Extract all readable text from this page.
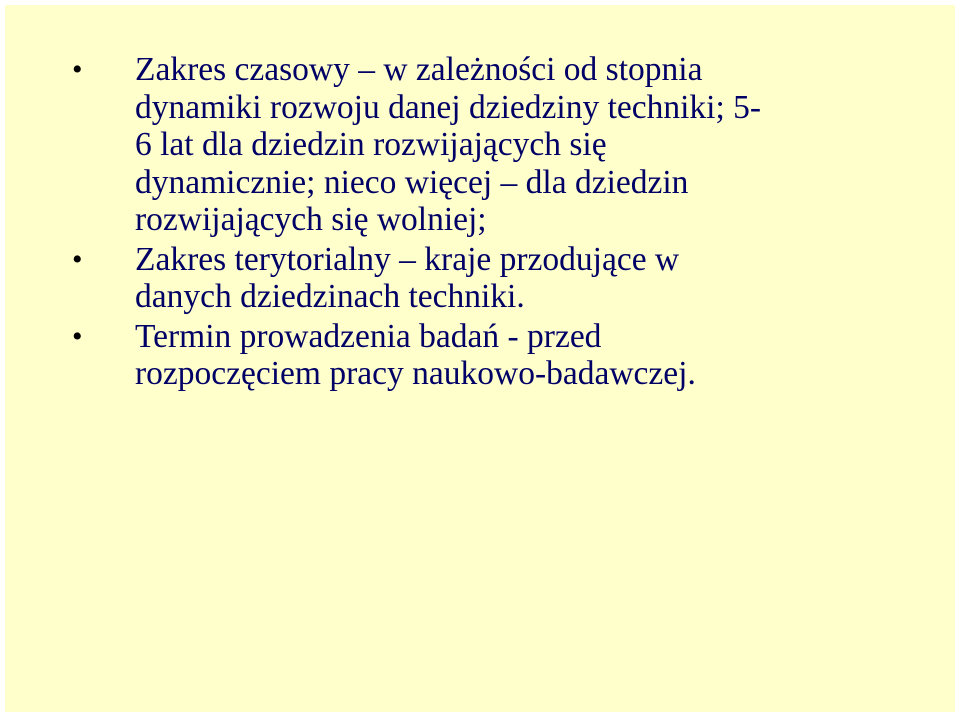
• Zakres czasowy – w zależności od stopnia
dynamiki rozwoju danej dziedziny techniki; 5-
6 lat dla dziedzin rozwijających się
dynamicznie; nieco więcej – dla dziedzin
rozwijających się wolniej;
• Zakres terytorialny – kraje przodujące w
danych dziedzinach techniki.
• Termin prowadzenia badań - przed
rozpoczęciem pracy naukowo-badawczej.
......
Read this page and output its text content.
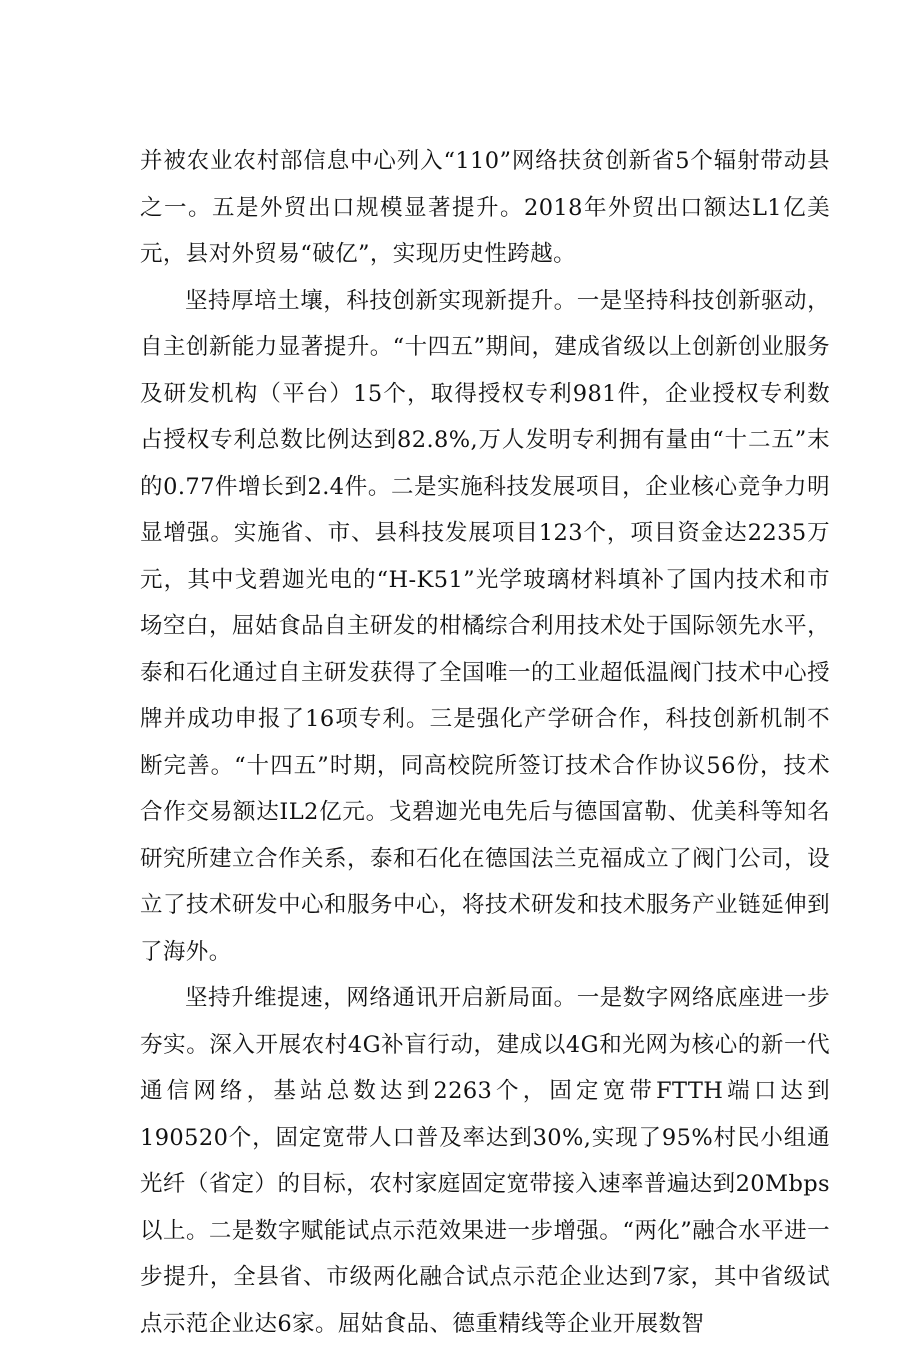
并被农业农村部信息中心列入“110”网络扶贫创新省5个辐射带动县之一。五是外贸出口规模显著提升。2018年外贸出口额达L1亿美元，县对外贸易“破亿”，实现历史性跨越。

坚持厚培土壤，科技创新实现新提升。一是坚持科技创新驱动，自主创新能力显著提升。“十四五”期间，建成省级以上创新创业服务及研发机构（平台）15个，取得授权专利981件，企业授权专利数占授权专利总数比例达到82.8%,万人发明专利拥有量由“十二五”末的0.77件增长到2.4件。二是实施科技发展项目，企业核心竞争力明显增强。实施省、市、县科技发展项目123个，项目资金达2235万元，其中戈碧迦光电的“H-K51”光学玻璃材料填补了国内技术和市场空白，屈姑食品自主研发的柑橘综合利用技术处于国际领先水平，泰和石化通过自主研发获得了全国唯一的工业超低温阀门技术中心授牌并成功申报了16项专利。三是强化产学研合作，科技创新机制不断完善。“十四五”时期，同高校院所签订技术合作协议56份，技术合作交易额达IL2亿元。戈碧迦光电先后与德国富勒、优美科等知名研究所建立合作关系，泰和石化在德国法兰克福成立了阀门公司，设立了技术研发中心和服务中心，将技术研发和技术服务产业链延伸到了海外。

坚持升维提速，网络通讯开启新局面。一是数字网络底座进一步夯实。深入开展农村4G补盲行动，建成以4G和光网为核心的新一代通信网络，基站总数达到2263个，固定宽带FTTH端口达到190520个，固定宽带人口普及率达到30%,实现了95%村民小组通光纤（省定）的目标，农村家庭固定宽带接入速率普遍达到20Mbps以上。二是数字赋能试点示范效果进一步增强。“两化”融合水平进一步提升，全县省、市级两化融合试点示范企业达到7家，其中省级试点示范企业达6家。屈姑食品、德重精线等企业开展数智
......
● What to work on
From the records given above, copy all lines containing "rozwijających".

● The result
6 lat dla dziedzin rozwijających się
rozwijających się wolniej;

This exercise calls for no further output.